*Problem description*.
Please repeat all of the lines that follow, exactly as written.

(Raw records)
------------------------------------------------

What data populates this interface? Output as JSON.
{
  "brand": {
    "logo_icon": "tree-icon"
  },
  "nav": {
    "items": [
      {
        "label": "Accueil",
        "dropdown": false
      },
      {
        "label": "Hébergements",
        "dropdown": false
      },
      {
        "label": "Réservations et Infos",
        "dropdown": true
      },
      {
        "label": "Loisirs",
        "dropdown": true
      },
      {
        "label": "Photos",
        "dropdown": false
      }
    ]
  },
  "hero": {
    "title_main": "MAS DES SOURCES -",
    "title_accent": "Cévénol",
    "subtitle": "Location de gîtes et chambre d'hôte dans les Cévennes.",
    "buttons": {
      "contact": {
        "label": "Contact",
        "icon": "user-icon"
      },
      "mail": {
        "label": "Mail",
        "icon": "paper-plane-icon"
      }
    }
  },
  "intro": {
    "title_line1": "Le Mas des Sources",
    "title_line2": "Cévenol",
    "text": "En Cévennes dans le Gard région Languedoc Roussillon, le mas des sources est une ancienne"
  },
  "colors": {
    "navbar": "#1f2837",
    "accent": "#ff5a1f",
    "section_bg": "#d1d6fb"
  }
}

------------------------------------------------

*Correct response*.
What data populates this interface? Output as JSON.
{
  "brand": {
    "logo_icon": "tree-icon"
  },
  "nav": {
    "items": [
      {
        "label": "Accueil",
        "dropdown": false
      },
      {
        "label": "Hébergements",
        "dropdown": false
      },
      {
        "label": "Réservations et Infos",
        "dropdown": true
      },
      {
        "label": "Loisirs",
        "dropdown": true
      },
      {
        "label": "Photos",
        "dropdown": false
      }
    ]
  },
  "hero": {
    "title_main": "MAS DES SOURCES -",
    "title_accent": "Cévénol",
    "subtitle": "Location de gîtes et chambre d'hôte dans les Cévennes.",
    "buttons": {
      "contact": {
        "label": "Contact",
        "icon": "user-icon"
      },
      "mail": {
        "label": "Mail",
        "icon": "paper-plane-icon"
      }
    }
  },
  "intro": {
    "title_line1": "Le Mas des Sources",
    "title_line2": "Cévenol",
    "text": "En Cévennes dans le Gard région Languedoc Roussillon, le mas des sources est une ancienne"
  },
  "colors": {
    "navbar": "#1f2837",
    "accent": "#ff5a1f",
    "section_bg": "#d1d6fb"
  }
}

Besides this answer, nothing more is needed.